## What to do
Write out only the lines from the line that holds "Decode this image" to the end of the listing below, inclusive, with the pictures omitted.

## Material to process
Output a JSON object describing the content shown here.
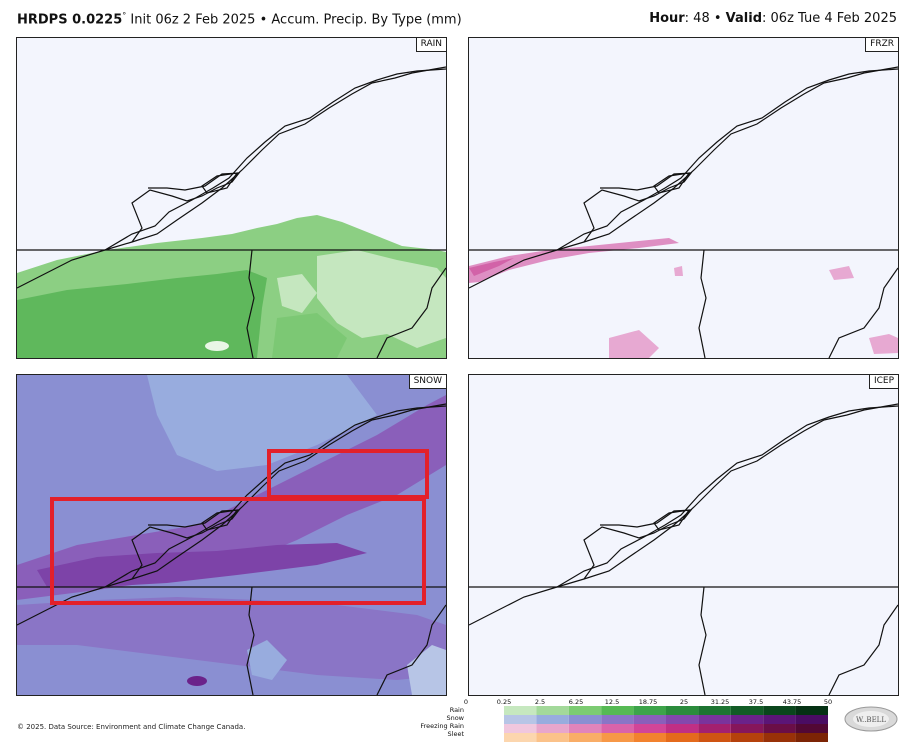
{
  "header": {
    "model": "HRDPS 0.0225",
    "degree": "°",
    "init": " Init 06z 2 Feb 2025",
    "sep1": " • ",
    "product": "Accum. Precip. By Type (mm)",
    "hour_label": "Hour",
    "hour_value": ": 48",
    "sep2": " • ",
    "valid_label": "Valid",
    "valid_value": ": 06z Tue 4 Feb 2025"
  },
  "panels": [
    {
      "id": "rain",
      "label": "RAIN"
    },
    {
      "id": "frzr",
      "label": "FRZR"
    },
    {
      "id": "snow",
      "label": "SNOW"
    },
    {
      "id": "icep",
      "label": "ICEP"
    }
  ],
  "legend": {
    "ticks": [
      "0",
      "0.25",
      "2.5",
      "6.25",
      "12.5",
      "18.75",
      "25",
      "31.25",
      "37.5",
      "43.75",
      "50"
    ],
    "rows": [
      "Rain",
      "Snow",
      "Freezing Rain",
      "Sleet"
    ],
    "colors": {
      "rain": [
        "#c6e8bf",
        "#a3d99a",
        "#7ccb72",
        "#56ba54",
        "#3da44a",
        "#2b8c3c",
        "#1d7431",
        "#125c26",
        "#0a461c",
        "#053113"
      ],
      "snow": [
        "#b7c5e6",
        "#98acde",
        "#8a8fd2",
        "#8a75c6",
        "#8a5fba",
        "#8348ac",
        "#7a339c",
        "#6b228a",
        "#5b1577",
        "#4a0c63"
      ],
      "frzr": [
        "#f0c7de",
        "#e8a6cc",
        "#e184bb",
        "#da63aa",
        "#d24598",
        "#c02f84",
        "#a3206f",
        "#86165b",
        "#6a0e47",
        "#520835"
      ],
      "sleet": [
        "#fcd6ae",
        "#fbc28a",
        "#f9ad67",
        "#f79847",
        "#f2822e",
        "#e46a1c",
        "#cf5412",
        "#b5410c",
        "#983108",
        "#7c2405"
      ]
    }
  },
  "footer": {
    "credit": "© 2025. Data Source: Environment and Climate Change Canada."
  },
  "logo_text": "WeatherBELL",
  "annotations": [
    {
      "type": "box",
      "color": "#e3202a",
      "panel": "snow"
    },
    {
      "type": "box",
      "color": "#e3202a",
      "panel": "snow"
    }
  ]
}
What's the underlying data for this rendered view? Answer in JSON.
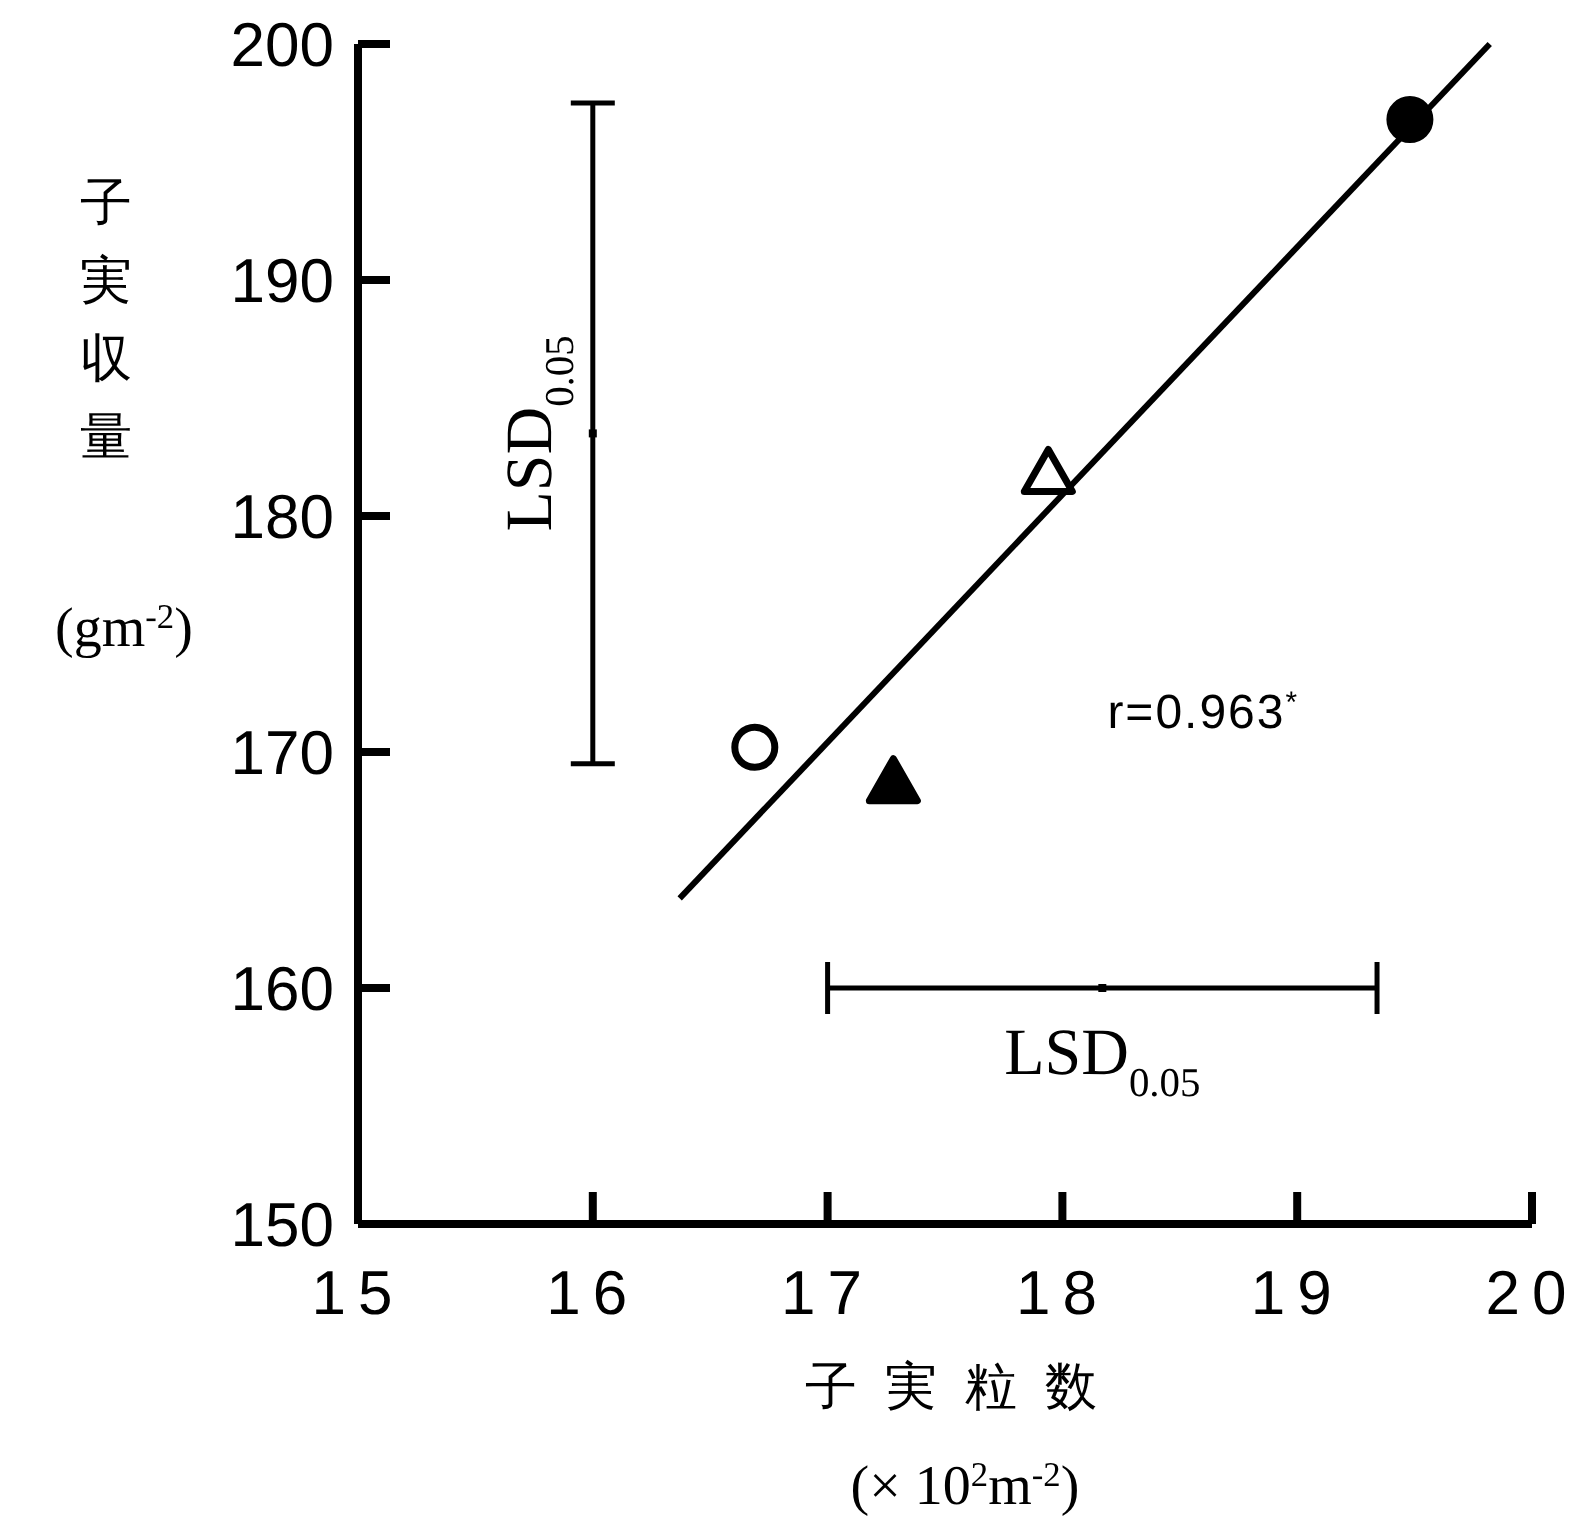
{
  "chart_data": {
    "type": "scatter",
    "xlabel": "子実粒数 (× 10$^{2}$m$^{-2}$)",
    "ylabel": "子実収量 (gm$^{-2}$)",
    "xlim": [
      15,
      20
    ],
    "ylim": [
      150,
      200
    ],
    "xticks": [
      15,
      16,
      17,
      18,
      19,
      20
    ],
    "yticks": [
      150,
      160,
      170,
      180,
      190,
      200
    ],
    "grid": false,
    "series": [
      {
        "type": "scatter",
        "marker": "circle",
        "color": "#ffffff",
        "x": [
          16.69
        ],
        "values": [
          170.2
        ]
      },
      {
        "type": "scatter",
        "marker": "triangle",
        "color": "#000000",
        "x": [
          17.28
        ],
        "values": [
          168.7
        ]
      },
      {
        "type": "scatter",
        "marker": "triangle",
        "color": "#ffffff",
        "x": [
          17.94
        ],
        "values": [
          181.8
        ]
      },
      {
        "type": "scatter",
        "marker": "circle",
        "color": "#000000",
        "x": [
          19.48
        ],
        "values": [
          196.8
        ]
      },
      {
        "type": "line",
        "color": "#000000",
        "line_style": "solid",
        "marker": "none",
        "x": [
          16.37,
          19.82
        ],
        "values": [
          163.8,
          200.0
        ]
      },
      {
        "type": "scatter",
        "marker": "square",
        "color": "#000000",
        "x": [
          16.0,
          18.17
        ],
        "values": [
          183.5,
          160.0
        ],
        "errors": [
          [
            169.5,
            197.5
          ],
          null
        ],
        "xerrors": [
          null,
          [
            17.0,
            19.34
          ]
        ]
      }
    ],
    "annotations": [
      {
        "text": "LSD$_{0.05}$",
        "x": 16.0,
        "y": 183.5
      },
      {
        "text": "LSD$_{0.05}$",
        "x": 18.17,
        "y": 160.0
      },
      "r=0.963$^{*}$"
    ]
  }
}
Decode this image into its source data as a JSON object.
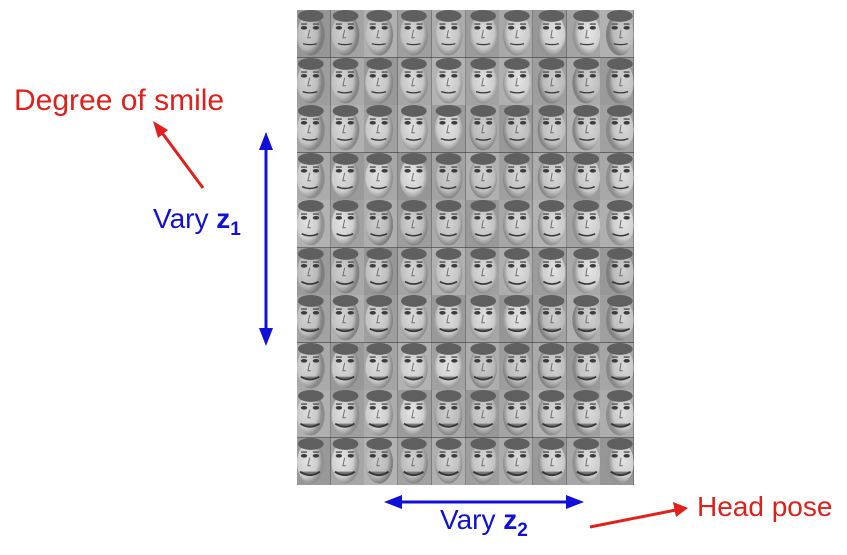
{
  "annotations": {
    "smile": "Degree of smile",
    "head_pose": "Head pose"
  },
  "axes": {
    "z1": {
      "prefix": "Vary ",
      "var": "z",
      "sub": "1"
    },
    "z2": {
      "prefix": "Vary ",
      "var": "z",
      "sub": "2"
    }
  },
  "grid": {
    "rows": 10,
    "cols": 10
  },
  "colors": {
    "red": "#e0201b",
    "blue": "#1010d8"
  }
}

## Completed exercise
Decode this image into its source data as a JSON object.
{
  "annotations": {
    "smile": "Degree of smile",
    "head_pose": "Head pose"
  },
  "axes": {
    "z1": {
      "prefix": "Vary ",
      "var": "z",
      "sub": "1"
    },
    "z2": {
      "prefix": "Vary ",
      "var": "z",
      "sub": "2"
    }
  },
  "grid": {
    "rows": 10,
    "cols": 10
  },
  "colors": {
    "red": "#e0201b",
    "blue": "#1010d8"
  }
}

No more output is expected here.